▸ **DATA FOR THIS TASK**:
"""
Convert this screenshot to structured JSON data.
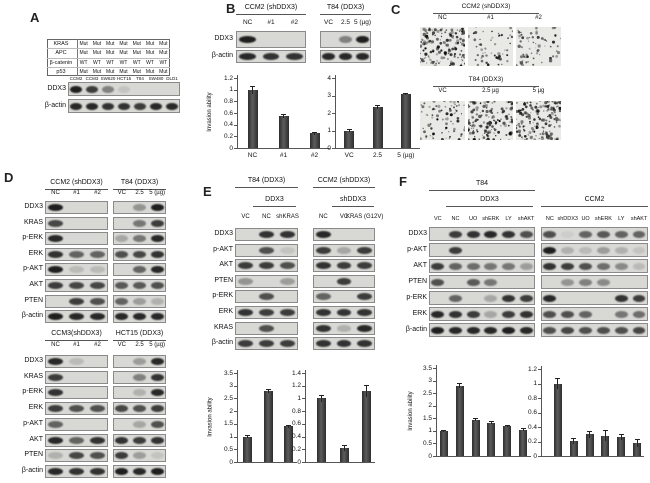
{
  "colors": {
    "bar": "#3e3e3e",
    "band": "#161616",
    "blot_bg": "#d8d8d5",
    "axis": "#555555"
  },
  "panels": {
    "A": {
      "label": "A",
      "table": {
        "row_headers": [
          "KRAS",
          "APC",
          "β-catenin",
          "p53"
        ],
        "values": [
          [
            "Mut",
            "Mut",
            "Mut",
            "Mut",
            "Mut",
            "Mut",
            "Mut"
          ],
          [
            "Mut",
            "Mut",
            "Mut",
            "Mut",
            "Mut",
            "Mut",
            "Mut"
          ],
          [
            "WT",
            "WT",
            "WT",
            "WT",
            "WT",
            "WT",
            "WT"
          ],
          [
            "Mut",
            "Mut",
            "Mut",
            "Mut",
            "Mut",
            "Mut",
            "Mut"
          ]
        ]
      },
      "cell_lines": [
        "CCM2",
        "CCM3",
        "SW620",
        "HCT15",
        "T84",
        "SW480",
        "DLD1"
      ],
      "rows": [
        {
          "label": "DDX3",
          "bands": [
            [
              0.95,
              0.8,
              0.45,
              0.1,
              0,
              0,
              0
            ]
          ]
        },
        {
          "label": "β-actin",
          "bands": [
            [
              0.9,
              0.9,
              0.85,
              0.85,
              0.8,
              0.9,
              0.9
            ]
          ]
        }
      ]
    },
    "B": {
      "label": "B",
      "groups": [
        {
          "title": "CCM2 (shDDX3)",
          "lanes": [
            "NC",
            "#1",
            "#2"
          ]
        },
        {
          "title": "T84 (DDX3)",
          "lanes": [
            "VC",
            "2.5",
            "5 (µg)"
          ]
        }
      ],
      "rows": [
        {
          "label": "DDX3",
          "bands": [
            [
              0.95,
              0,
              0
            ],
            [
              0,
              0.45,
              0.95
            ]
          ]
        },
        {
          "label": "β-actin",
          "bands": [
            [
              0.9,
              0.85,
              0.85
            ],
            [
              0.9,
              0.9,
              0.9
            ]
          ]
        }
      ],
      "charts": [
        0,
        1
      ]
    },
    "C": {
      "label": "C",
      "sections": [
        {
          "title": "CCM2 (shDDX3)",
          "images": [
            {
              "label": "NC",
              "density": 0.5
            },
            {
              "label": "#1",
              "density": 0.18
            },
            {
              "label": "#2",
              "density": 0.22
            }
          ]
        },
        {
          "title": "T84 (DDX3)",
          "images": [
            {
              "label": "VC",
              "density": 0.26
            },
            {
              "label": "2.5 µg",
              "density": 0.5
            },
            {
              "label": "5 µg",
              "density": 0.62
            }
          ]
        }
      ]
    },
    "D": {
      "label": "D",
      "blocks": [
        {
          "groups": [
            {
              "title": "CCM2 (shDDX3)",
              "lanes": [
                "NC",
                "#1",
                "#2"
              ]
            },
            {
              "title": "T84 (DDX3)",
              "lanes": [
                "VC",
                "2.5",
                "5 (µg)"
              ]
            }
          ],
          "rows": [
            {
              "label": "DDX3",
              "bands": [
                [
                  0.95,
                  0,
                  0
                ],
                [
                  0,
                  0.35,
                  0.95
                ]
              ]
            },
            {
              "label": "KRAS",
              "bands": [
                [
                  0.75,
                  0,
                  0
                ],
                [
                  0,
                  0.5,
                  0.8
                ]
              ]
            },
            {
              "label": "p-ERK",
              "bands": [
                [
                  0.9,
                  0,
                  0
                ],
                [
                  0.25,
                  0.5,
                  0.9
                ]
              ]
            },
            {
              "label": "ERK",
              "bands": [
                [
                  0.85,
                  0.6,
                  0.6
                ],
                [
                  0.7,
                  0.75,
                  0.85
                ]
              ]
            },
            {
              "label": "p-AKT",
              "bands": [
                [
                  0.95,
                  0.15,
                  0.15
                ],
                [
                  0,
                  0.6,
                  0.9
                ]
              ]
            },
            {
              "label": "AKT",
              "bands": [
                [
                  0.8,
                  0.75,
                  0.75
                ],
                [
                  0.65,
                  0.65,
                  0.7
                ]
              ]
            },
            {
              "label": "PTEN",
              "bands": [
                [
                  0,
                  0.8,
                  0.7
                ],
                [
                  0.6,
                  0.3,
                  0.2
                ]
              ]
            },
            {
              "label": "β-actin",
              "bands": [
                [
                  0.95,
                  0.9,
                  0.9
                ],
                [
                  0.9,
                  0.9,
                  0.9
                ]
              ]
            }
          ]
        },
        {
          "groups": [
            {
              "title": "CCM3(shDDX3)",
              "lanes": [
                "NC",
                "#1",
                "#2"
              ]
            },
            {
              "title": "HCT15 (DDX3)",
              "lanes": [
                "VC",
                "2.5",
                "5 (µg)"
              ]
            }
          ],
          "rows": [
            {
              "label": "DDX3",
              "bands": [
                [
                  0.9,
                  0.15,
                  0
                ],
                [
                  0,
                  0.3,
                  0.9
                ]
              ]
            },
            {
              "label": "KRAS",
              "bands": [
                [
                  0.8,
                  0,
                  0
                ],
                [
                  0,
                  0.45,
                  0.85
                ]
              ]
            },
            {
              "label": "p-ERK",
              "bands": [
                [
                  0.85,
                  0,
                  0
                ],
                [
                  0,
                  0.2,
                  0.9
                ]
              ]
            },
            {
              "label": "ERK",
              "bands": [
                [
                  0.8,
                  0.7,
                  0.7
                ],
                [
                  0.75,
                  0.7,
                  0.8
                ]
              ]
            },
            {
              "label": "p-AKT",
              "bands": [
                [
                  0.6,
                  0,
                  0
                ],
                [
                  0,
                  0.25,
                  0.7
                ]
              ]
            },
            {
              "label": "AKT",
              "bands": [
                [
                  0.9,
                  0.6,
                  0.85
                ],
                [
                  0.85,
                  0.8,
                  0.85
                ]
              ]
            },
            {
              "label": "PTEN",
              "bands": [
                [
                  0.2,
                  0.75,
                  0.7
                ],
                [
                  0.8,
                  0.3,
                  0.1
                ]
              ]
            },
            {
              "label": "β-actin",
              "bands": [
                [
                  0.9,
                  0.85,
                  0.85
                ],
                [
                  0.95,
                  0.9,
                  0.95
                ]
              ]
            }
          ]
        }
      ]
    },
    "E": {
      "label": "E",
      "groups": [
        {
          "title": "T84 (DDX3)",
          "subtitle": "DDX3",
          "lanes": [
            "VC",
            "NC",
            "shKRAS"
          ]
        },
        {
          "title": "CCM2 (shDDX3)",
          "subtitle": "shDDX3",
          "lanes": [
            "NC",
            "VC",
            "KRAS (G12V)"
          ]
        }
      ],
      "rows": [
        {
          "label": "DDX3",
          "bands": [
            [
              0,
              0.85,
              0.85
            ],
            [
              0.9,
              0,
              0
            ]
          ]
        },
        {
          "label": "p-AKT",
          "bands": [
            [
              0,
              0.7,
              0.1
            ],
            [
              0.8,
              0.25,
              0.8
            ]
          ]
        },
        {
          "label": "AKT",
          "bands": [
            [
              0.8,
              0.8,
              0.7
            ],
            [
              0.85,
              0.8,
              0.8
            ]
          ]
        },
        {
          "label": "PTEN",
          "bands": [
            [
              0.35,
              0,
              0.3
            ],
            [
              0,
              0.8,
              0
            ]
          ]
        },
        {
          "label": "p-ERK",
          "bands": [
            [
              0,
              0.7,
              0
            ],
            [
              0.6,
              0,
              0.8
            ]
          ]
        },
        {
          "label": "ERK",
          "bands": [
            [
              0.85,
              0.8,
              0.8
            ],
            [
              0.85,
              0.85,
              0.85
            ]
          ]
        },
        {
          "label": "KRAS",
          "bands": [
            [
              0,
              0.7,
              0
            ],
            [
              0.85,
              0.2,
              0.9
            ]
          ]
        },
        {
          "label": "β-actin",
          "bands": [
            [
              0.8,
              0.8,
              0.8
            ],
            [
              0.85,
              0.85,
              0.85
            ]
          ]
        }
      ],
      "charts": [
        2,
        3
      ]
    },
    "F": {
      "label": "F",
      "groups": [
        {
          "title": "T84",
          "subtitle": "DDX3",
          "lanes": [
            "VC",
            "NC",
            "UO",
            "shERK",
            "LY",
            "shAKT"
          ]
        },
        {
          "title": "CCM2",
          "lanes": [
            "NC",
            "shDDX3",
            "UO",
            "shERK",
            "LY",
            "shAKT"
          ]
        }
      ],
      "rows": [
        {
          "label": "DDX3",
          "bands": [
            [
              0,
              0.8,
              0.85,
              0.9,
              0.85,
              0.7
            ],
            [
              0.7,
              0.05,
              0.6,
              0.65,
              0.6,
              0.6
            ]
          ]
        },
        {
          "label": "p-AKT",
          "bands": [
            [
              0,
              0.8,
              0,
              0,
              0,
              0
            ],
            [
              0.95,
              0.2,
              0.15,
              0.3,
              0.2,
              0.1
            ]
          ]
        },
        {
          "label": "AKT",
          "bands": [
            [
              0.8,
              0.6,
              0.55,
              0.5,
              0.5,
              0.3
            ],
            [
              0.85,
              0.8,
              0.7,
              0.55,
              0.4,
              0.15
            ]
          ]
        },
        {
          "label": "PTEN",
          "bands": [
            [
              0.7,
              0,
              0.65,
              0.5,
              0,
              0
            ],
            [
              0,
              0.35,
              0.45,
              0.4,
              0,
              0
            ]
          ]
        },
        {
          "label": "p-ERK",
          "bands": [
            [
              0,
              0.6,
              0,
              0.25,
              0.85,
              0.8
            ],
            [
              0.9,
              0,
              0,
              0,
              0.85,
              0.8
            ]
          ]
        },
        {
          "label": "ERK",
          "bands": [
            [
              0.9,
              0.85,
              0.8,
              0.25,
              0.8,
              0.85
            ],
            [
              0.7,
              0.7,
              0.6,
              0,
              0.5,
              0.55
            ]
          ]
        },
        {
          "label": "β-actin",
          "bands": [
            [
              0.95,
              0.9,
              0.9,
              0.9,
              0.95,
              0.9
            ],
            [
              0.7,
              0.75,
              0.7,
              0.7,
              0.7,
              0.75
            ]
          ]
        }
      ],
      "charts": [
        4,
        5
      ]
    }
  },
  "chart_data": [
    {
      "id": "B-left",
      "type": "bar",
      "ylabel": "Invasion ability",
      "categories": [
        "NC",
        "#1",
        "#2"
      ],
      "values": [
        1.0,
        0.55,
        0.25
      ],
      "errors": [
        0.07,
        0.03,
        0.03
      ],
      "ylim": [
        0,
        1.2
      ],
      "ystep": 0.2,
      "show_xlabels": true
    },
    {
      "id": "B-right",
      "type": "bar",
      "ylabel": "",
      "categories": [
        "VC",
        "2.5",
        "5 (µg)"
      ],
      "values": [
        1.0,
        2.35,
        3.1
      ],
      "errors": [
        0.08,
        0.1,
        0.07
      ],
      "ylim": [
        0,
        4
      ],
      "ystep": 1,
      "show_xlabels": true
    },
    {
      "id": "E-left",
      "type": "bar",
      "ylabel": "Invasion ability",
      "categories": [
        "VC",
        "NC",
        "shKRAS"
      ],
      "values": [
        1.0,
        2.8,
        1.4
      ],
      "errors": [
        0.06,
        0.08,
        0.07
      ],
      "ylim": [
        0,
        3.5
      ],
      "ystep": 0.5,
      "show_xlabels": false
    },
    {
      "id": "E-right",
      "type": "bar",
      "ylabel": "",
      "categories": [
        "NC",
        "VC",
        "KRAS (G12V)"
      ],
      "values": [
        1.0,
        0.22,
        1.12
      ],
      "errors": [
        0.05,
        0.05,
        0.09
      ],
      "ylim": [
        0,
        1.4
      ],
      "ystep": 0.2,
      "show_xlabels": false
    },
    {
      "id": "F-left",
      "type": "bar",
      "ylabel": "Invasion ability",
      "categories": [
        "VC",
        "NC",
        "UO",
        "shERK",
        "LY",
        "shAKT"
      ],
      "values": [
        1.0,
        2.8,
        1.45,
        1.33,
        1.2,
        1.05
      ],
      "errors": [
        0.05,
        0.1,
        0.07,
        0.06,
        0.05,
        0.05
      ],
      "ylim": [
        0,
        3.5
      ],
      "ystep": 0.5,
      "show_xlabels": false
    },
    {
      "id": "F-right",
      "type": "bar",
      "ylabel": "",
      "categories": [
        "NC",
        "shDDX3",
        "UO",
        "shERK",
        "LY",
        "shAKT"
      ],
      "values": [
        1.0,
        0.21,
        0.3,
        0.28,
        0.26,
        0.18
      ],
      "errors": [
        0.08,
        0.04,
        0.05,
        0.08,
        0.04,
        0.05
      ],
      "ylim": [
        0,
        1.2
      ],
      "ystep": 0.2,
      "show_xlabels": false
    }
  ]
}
"""
"""
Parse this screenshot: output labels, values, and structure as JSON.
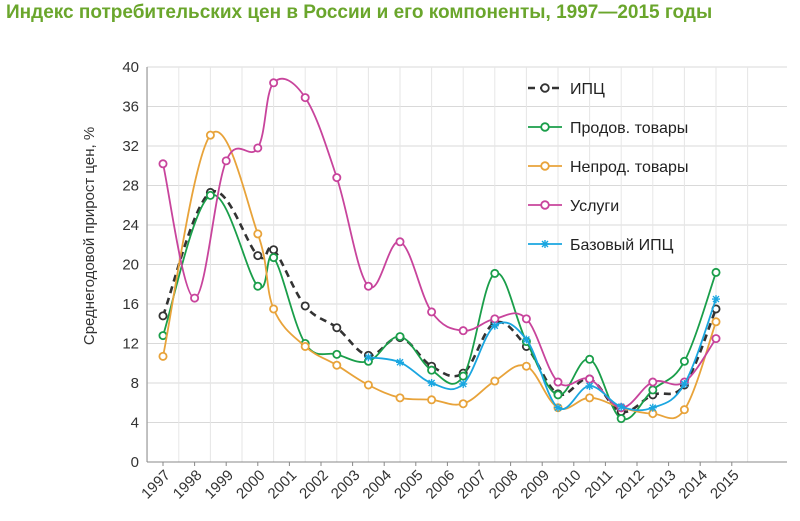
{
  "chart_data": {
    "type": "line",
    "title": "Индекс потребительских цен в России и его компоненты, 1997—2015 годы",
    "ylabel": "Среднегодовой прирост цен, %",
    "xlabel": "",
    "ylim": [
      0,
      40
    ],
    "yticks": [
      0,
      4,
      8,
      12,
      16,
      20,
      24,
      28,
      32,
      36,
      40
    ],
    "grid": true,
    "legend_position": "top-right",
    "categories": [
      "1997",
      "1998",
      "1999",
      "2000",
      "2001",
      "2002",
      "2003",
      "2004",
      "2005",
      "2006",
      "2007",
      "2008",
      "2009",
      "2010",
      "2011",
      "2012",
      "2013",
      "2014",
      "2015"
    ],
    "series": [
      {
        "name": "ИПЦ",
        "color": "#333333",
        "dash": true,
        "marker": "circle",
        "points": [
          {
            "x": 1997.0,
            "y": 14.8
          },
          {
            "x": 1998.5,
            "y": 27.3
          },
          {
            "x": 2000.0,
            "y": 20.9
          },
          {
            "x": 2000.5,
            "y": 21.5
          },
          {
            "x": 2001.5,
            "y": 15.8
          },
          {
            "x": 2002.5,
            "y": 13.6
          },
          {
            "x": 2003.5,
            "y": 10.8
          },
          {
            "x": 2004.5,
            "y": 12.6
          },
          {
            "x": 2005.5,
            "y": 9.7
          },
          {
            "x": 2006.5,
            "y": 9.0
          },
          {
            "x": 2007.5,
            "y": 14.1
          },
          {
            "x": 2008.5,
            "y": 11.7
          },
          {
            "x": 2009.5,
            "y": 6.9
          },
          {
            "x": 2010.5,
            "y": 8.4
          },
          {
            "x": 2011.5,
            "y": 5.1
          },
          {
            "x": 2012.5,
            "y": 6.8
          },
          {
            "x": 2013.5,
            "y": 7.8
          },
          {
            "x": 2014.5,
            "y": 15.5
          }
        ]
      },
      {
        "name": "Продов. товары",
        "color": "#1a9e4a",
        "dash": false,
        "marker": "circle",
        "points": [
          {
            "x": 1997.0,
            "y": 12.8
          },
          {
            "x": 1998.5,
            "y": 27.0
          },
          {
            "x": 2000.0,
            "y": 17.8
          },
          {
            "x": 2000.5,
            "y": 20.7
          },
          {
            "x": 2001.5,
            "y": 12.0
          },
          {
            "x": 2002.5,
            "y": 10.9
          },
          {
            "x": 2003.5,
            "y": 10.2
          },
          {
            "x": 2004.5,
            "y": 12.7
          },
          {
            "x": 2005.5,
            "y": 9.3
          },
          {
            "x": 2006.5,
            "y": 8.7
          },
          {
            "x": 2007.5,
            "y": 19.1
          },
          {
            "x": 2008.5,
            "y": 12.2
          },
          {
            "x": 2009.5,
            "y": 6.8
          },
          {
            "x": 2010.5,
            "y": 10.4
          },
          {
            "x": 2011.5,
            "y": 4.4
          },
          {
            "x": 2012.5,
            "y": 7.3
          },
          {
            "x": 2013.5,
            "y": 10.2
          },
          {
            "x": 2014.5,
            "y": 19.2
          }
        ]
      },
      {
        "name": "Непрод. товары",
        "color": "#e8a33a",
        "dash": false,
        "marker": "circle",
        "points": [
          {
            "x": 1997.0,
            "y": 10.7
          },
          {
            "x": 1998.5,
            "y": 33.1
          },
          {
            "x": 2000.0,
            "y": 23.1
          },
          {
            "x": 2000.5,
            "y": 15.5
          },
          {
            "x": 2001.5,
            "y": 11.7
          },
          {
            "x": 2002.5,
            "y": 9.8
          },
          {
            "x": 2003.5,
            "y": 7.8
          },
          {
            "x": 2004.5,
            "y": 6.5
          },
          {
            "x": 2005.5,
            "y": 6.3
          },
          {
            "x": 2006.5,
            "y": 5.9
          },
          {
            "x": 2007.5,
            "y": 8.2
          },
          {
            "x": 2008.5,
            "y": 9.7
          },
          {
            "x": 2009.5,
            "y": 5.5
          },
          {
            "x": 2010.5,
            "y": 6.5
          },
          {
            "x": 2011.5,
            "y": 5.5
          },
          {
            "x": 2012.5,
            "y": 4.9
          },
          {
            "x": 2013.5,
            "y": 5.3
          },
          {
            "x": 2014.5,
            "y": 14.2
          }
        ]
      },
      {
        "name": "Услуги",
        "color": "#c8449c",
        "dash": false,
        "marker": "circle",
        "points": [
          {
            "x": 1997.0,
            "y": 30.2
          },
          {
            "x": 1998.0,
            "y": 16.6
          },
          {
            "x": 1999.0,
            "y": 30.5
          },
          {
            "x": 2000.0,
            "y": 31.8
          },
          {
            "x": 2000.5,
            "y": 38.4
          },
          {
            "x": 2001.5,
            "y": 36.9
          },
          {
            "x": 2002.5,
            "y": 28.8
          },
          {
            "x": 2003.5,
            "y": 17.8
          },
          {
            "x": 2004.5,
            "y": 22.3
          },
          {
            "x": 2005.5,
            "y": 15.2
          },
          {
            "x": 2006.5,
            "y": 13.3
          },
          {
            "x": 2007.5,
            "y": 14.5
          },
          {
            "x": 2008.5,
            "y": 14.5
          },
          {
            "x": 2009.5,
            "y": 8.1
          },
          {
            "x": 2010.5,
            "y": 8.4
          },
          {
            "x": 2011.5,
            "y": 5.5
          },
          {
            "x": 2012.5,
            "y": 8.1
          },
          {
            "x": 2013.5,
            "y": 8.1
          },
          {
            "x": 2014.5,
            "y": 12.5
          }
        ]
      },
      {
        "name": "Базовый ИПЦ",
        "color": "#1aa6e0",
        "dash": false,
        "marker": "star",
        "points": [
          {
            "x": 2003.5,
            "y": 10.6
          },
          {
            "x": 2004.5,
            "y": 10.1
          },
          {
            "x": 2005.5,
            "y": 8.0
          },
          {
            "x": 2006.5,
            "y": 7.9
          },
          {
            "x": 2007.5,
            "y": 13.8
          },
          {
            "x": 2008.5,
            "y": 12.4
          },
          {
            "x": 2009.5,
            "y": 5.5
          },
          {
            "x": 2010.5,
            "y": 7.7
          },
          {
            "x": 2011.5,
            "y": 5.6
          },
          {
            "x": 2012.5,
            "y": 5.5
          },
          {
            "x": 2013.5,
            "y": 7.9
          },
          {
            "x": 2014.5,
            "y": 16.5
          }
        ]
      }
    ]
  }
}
"""
▸ **STATED EXERCISE**:
Find every line that has "density" in it, then return those lines.

▸ **ANSWER TO THE EXERCISE**:
              "density": 0.5
              "density": 0.18
              "density": 0.22
              "density": 0.26
              "density": 0.5
              "density": 0.62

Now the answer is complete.